- Required task -
Transcribe all the entries word for word, omitting any pictures they contain.

#### Records for this exercise ####

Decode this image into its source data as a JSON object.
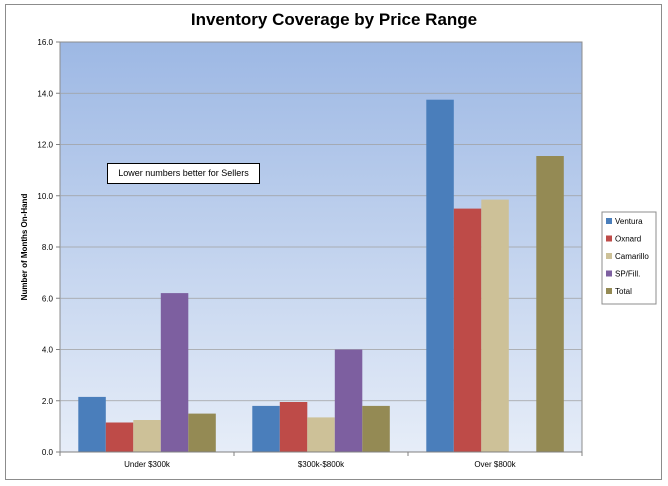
{
  "chart_data": {
    "type": "bar",
    "title": "Inventory Coverage by Price Range",
    "xlabel": "",
    "ylabel": "Number of Months On-Hand",
    "ylim": [
      0,
      16
    ],
    "yticks": [
      "0.0",
      "2.0",
      "4.0",
      "6.0",
      "8.0",
      "10.0",
      "12.0",
      "14.0",
      "16.0"
    ],
    "grid": true,
    "legend_position": "right",
    "categories": [
      "Under $300k",
      "$300k-$800k",
      "Over $800k"
    ],
    "series": [
      {
        "name": "Ventura",
        "color": "#4a7ebb",
        "values": [
          2.15,
          1.8,
          13.75
        ]
      },
      {
        "name": "Oxnard",
        "color": "#be4b48",
        "values": [
          1.15,
          1.95,
          9.5
        ]
      },
      {
        "name": "Camarillo",
        "color": "#cdc198",
        "values": [
          1.25,
          1.35,
          9.85
        ]
      },
      {
        "name": "SP/Fill.",
        "color": "#7d5fa0",
        "values": [
          6.2,
          4.0,
          0
        ]
      },
      {
        "name": "Total",
        "color": "#948a54",
        "values": [
          1.5,
          1.8,
          11.55
        ]
      }
    ],
    "annotation": "Lower numbers better for Sellers"
  }
}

####

- Result for this exercise -
Decode this image into its source data as a JSON object.
{
  "chart_data": {
    "type": "bar",
    "title": "Inventory Coverage by Price Range",
    "xlabel": "",
    "ylabel": "Number of Months On-Hand",
    "ylim": [
      0,
      16
    ],
    "yticks": [
      "0.0",
      "2.0",
      "4.0",
      "6.0",
      "8.0",
      "10.0",
      "12.0",
      "14.0",
      "16.0"
    ],
    "grid": true,
    "legend_position": "right",
    "categories": [
      "Under $300k",
      "$300k-$800k",
      "Over $800k"
    ],
    "series": [
      {
        "name": "Ventura",
        "color": "#4a7ebb",
        "values": [
          2.15,
          1.8,
          13.75
        ]
      },
      {
        "name": "Oxnard",
        "color": "#be4b48",
        "values": [
          1.15,
          1.95,
          9.5
        ]
      },
      {
        "name": "Camarillo",
        "color": "#cdc198",
        "values": [
          1.25,
          1.35,
          9.85
        ]
      },
      {
        "name": "SP/Fill.",
        "color": "#7d5fa0",
        "values": [
          6.2,
          4.0,
          0
        ]
      },
      {
        "name": "Total",
        "color": "#948a54",
        "values": [
          1.5,
          1.8,
          11.55
        ]
      }
    ],
    "annotation": "Lower numbers better for Sellers"
  }
}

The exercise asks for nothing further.